**YOUR INSTRUCTIONS:** Quote each record exactly, please, leaving none out.

**RECORD EXCERPTS:**
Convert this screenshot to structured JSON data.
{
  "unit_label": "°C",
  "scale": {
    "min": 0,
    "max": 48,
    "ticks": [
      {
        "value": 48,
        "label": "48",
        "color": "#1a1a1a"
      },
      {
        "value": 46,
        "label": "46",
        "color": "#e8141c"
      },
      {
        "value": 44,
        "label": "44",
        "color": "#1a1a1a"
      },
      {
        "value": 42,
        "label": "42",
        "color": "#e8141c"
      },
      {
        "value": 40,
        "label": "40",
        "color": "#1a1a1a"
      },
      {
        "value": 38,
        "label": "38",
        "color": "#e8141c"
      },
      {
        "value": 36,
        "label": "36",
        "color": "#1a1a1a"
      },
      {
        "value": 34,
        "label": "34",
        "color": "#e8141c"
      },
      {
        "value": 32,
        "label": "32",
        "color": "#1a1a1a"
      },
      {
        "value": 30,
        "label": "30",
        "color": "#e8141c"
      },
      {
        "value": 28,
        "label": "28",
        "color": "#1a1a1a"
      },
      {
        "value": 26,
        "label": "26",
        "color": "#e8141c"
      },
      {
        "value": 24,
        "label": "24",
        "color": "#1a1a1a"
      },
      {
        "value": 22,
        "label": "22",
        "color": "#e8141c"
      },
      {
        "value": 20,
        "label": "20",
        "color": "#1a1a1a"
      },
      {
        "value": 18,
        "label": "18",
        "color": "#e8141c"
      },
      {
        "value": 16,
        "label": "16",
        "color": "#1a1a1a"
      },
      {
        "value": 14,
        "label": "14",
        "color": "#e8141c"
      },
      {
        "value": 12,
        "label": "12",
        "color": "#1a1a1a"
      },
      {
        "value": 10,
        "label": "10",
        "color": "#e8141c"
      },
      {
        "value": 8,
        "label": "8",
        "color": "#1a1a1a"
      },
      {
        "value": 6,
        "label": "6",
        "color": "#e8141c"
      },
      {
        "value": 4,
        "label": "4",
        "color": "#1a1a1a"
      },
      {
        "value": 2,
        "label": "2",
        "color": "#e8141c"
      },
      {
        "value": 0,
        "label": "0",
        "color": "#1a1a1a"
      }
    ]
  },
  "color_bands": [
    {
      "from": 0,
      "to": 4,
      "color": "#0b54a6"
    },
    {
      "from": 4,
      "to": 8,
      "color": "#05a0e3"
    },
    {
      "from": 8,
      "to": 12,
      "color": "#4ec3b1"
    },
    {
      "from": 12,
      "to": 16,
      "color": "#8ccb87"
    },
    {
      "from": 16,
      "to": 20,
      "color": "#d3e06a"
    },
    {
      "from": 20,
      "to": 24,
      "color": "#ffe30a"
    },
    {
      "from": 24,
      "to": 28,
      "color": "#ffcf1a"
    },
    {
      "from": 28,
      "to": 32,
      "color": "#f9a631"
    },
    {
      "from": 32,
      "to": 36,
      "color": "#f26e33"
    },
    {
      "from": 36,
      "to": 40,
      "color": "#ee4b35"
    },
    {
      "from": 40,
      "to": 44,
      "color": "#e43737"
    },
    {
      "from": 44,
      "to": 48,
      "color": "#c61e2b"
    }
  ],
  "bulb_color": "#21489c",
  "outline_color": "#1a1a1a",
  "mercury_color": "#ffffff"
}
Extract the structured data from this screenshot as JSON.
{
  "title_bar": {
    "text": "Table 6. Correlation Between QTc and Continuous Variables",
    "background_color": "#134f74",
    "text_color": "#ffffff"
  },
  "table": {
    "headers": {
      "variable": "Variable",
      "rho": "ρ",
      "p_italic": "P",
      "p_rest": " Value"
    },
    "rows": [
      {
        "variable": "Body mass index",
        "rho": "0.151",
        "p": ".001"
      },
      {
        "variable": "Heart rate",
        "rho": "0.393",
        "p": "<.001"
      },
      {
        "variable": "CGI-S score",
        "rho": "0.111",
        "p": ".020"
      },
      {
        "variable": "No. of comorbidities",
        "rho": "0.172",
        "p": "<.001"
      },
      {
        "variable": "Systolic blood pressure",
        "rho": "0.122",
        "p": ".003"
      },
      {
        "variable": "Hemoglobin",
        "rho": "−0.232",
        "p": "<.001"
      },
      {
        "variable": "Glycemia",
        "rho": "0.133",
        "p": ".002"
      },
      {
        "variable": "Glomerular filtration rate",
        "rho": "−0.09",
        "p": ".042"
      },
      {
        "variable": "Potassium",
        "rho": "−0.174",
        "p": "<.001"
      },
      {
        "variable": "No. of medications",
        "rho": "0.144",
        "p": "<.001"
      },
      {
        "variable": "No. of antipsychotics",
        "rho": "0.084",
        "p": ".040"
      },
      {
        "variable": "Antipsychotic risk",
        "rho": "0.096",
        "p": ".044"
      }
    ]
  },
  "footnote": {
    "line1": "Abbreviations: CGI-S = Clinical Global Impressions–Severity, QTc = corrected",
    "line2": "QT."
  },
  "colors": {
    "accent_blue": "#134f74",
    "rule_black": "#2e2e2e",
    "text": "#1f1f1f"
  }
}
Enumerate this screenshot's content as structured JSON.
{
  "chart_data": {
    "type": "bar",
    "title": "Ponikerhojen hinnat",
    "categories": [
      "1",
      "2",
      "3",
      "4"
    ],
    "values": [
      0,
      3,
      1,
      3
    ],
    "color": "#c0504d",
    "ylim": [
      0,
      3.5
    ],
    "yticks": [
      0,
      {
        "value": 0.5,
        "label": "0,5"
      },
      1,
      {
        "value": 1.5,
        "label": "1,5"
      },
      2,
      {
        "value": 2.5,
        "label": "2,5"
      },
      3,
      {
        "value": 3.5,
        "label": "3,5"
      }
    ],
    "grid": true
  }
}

**SOLUTION TO THE EXERCISE:**
Convert this screenshot to structured JSON data.
{
  "unit_label": "°C",
  "scale": {
    "min": 0,
    "max": 48,
    "ticks": [
      {
        "value": 48,
        "label": "48",
        "color": "#1a1a1a"
      },
      {
        "value": 46,
        "label": "46",
        "color": "#e8141c"
      },
      {
        "value": 44,
        "label": "44",
        "color": "#1a1a1a"
      },
      {
        "value": 42,
        "label": "42",
        "color": "#e8141c"
      },
      {
        "value": 40,
        "label": "40",
        "color": "#1a1a1a"
      },
      {
        "value": 38,
        "label": "38",
        "color": "#e8141c"
      },
      {
        "value": 36,
        "label": "36",
        "color": "#1a1a1a"
      },
      {
        "value": 34,
        "label": "34",
        "color": "#e8141c"
      },
      {
        "value": 32,
        "label": "32",
        "color": "#1a1a1a"
      },
      {
        "value": 30,
        "label": "30",
        "color": "#e8141c"
      },
      {
        "value": 28,
        "label": "28",
        "color": "#1a1a1a"
      },
      {
        "value": 26,
        "label": "26",
        "color": "#e8141c"
      },
      {
        "value": 24,
        "label": "24",
        "color": "#1a1a1a"
      },
      {
        "value": 22,
        "label": "22",
        "color": "#e8141c"
      },
      {
        "value": 20,
        "label": "20",
        "color": "#1a1a1a"
      },
      {
        "value": 18,
        "label": "18",
        "color": "#e8141c"
      },
      {
        "value": 16,
        "label": "16",
        "color": "#1a1a1a"
      },
      {
        "value": 14,
        "label": "14",
        "color": "#e8141c"
      },
      {
        "value": 12,
        "label": "12",
        "color": "#1a1a1a"
      },
      {
        "value": 10,
        "label": "10",
        "color": "#e8141c"
      },
      {
        "value": 8,
        "label": "8",
        "color": "#1a1a1a"
      },
      {
        "value": 6,
        "label": "6",
        "color": "#e8141c"
      },
      {
        "value": 4,
        "label": "4",
        "color": "#1a1a1a"
      },
      {
        "value": 2,
        "label": "2",
        "color": "#e8141c"
      },
      {
        "value": 0,
        "label": "0",
        "color": "#1a1a1a"
      }
    ]
  },
  "color_bands": [
    {
      "from": 0,
      "to": 4,
      "color": "#0b54a6"
    },
    {
      "from": 4,
      "to": 8,
      "color": "#05a0e3"
    },
    {
      "from": 8,
      "to": 12,
      "color": "#4ec3b1"
    },
    {
      "from": 12,
      "to": 16,
      "color": "#8ccb87"
    },
    {
      "from": 16,
      "to": 20,
      "color": "#d3e06a"
    },
    {
      "from": 20,
      "to": 24,
      "color": "#ffe30a"
    },
    {
      "from": 24,
      "to": 28,
      "color": "#ffcf1a"
    },
    {
      "from": 28,
      "to": 32,
      "color": "#f9a631"
    },
    {
      "from": 32,
      "to": 36,
      "color": "#f26e33"
    },
    {
      "from": 36,
      "to": 40,
      "color": "#ee4b35"
    },
    {
      "from": 40,
      "to": 44,
      "color": "#e43737"
    },
    {
      "from": 44,
      "to": 48,
      "color": "#c61e2b"
    }
  ],
  "bulb_color": "#21489c",
  "outline_color": "#1a1a1a",
  "mercury_color": "#ffffff"
}
Extract the structured data from this screenshot as JSON.
{
  "title_bar": {
    "text": "Table 6. Correlation Between QTc and Continuous Variables",
    "background_color": "#134f74",
    "text_color": "#ffffff"
  },
  "table": {
    "headers": {
      "variable": "Variable",
      "rho": "ρ",
      "p_italic": "P",
      "p_rest": " Value"
    },
    "rows": [
      {
        "variable": "Body mass index",
        "rho": "0.151",
        "p": ".001"
      },
      {
        "variable": "Heart rate",
        "rho": "0.393",
        "p": "<.001"
      },
      {
        "variable": "CGI-S score",
        "rho": "0.111",
        "p": ".020"
      },
      {
        "variable": "No. of comorbidities",
        "rho": "0.172",
        "p": "<.001"
      },
      {
        "variable": "Systolic blood pressure",
        "rho": "0.122",
        "p": ".003"
      },
      {
        "variable": "Hemoglobin",
        "rho": "−0.232",
        "p": "<.001"
      },
      {
        "variable": "Glycemia",
        "rho": "0.133",
        "p": ".002"
      },
      {
        "variable": "Glomerular filtration rate",
        "rho": "−0.09",
        "p": ".042"
      },
      {
        "variable": "Potassium",
        "rho": "−0.174",
        "p": "<.001"
      },
      {
        "variable": "No. of medications",
        "rho": "0.144",
        "p": "<.001"
      },
      {
        "variable": "No. of antipsychotics",
        "rho": "0.084",
        "p": ".040"
      },
      {
        "variable": "Antipsychotic risk",
        "rho": "0.096",
        "p": ".044"
      }
    ]
  },
  "footnote": {
    "line1": "Abbreviations: CGI-S = Clinical Global Impressions–Severity, QTc = corrected",
    "line2": "QT."
  },
  "colors": {
    "accent_blue": "#134f74",
    "rule_black": "#2e2e2e",
    "text": "#1f1f1f"
  }
}
Enumerate this screenshot's content as structured JSON.
{
  "chart_data": {
    "type": "bar",
    "title": "Ponikerhojen hinnat",
    "categories": [
      "1",
      "2",
      "3",
      "4"
    ],
    "values": [
      0,
      3,
      1,
      3
    ],
    "color": "#c0504d",
    "ylim": [
      0,
      3.5
    ],
    "yticks": [
      0,
      {
        "value": 0.5,
        "label": "0,5"
      },
      1,
      {
        "value": 1.5,
        "label": "1,5"
      },
      2,
      {
        "value": 2.5,
        "label": "2,5"
      },
      3,
      {
        "value": 3.5,
        "label": "3,5"
      }
    ],
    "grid": true
  }
}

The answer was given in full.